> **WRITTEN EXERCISE**: Read the records and write them out again exactly.

> **A block of data**:
┌──
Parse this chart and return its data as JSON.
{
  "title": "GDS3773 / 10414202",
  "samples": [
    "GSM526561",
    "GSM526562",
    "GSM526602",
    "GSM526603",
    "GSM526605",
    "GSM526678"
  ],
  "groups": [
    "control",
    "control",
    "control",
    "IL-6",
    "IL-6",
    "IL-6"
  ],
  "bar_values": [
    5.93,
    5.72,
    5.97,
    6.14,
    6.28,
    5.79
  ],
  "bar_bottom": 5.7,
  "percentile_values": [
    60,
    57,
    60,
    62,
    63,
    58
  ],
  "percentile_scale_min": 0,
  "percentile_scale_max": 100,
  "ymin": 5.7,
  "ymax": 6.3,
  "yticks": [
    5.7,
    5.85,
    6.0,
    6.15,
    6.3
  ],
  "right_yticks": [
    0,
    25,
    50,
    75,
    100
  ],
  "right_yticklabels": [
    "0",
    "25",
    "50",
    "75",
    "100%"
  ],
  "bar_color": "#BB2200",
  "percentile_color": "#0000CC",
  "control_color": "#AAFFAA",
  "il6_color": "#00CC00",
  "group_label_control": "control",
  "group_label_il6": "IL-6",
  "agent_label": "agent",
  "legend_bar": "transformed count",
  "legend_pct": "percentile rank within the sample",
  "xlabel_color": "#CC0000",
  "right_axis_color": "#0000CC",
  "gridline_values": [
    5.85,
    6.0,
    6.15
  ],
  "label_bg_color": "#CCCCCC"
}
└──
> **WRITTEN REPLY**:
Parse this chart and return its data as JSON.
{
  "title": "GDS3773 / 10414202",
  "samples": [
    "GSM526561",
    "GSM526562",
    "GSM526602",
    "GSM526603",
    "GSM526605",
    "GSM526678"
  ],
  "groups": [
    "control",
    "control",
    "control",
    "IL-6",
    "IL-6",
    "IL-6"
  ],
  "bar_values": [
    5.93,
    5.72,
    5.97,
    6.14,
    6.28,
    5.79
  ],
  "bar_bottom": 5.7,
  "percentile_values": [
    60,
    57,
    60,
    62,
    63,
    58
  ],
  "percentile_scale_min": 0,
  "percentile_scale_max": 100,
  "ymin": 5.7,
  "ymax": 6.3,
  "yticks": [
    5.7,
    5.85,
    6.0,
    6.15,
    6.3
  ],
  "right_yticks": [
    0,
    25,
    50,
    75,
    100
  ],
  "right_yticklabels": [
    "0",
    "25",
    "50",
    "75",
    "100%"
  ],
  "bar_color": "#BB2200",
  "percentile_color": "#0000CC",
  "control_color": "#AAFFAA",
  "il6_color": "#00CC00",
  "group_label_control": "control",
  "group_label_il6": "IL-6",
  "agent_label": "agent",
  "legend_bar": "transformed count",
  "legend_pct": "percentile rank within the sample",
  "xlabel_color": "#CC0000",
  "right_axis_color": "#0000CC",
  "gridline_values": [
    5.85,
    6.0,
    6.15
  ],
  "label_bg_color": "#CCCCCC"
}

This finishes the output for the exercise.